- Written exercise
Check each line for the string "label", then give only how many lines have it.

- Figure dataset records
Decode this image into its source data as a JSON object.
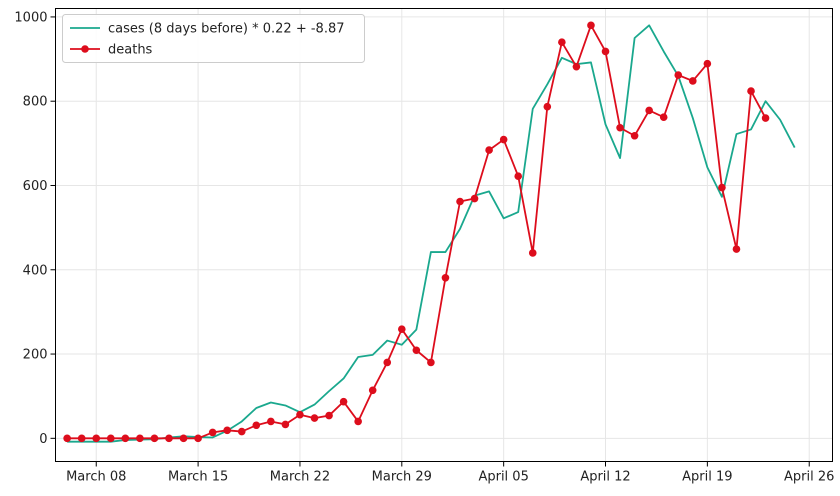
{
  "chart_data": {
    "type": "line",
    "grid": true,
    "legend_position": "top-left",
    "ylim": [
      -55,
      1020
    ],
    "y_ticks": [
      0,
      200,
      400,
      600,
      800,
      1000
    ],
    "x_range_days": [
      -2.8,
      50.6
    ],
    "x_ticks": [
      {
        "day": 0,
        "label": "March 08"
      },
      {
        "day": 7,
        "label": "March 15"
      },
      {
        "day": 14,
        "label": "March 22"
      },
      {
        "day": 21,
        "label": "March 29"
      },
      {
        "day": 28,
        "label": "April 05"
      },
      {
        "day": 35,
        "label": "April 12"
      },
      {
        "day": 42,
        "label": "April 19"
      },
      {
        "day": 49,
        "label": "April 26"
      }
    ],
    "series": [
      {
        "name": "cases (8 days before) * 0.22 + -8.87",
        "color": "#1aa88e",
        "marker": false,
        "start_day": -2,
        "values": [
          -8,
          -8,
          -8,
          -8,
          -4,
          -3,
          -2,
          2,
          5,
          3,
          2,
          18,
          40,
          72,
          85,
          78,
          62,
          80,
          112,
          142,
          193,
          198,
          232,
          222,
          258,
          442,
          442,
          497,
          576,
          586,
          522,
          537,
          782,
          840,
          903,
          888,
          892,
          745,
          665,
          950,
          980,
          918,
          860,
          760,
          643,
          573,
          722,
          733,
          800,
          756,
          690
        ]
      },
      {
        "name": "deaths",
        "color": "#dd0d1c",
        "marker": true,
        "start_day": -2,
        "values": [
          0,
          0,
          0,
          0,
          0,
          0,
          0,
          0,
          0,
          0,
          14,
          19,
          16,
          31,
          40,
          33,
          56,
          48,
          54,
          87,
          40,
          114,
          180,
          259,
          209,
          180,
          381,
          562,
          569,
          684,
          709,
          622,
          440,
          787,
          940,
          882,
          980,
          918,
          737,
          718,
          778,
          762,
          862,
          848,
          889,
          595,
          449,
          824,
          760
        ]
      }
    ]
  }
}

- Solution to this exercise
8